Direction: Write out each line from the data below that includes the word "Hardwareüberwachung".

[Entries from a dataset]
▬▬▬▬▬▬▬▬▬▬

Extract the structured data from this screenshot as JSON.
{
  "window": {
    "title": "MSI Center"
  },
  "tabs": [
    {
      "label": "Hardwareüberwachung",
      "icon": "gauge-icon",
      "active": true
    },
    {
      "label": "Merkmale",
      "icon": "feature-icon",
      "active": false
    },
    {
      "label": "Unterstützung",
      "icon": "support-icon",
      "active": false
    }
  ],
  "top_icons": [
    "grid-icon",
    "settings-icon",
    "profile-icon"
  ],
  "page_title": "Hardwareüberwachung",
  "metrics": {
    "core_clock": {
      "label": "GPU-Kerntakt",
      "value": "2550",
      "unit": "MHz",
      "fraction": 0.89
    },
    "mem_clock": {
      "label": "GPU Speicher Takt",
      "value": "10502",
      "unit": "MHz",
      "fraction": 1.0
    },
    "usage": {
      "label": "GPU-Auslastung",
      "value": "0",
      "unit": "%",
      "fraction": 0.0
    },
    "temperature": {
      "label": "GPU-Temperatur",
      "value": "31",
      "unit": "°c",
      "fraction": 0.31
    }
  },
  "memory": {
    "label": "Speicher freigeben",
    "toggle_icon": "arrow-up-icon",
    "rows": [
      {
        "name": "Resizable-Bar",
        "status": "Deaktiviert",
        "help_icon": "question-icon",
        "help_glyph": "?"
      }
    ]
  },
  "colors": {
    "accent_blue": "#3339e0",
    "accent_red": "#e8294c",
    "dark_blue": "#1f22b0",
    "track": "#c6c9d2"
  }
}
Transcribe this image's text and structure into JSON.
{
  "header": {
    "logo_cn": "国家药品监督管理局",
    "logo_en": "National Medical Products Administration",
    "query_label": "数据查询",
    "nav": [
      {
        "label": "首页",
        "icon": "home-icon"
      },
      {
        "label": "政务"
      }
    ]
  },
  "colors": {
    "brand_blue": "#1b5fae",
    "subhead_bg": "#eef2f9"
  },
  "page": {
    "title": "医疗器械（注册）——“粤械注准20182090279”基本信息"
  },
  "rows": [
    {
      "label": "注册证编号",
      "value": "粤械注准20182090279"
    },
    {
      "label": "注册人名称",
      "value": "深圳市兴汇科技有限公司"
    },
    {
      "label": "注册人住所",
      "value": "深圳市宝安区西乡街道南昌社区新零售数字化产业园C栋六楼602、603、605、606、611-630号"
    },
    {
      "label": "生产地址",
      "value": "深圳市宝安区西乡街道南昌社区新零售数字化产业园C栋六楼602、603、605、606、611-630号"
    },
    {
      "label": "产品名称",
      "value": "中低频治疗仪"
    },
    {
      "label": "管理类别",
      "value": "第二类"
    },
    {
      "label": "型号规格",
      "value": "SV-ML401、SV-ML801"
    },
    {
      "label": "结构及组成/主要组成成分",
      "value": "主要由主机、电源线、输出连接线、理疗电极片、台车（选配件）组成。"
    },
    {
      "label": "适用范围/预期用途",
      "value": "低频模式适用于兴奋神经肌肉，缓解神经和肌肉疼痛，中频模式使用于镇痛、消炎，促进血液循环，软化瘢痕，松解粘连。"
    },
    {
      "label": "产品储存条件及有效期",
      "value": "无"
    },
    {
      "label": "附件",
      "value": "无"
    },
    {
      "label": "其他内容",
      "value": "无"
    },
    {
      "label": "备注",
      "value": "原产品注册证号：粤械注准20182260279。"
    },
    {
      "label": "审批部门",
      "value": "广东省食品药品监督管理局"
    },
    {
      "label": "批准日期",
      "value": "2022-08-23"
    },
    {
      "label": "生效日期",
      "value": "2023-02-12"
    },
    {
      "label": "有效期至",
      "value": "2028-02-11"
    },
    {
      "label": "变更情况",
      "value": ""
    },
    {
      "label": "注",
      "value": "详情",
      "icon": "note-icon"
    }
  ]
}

▬▬▬▬▬▬▬▬▬▬

Solution to this problem:
      "label": "Hardwareüberwachung",
  "page_title": "Hardwareüberwachung",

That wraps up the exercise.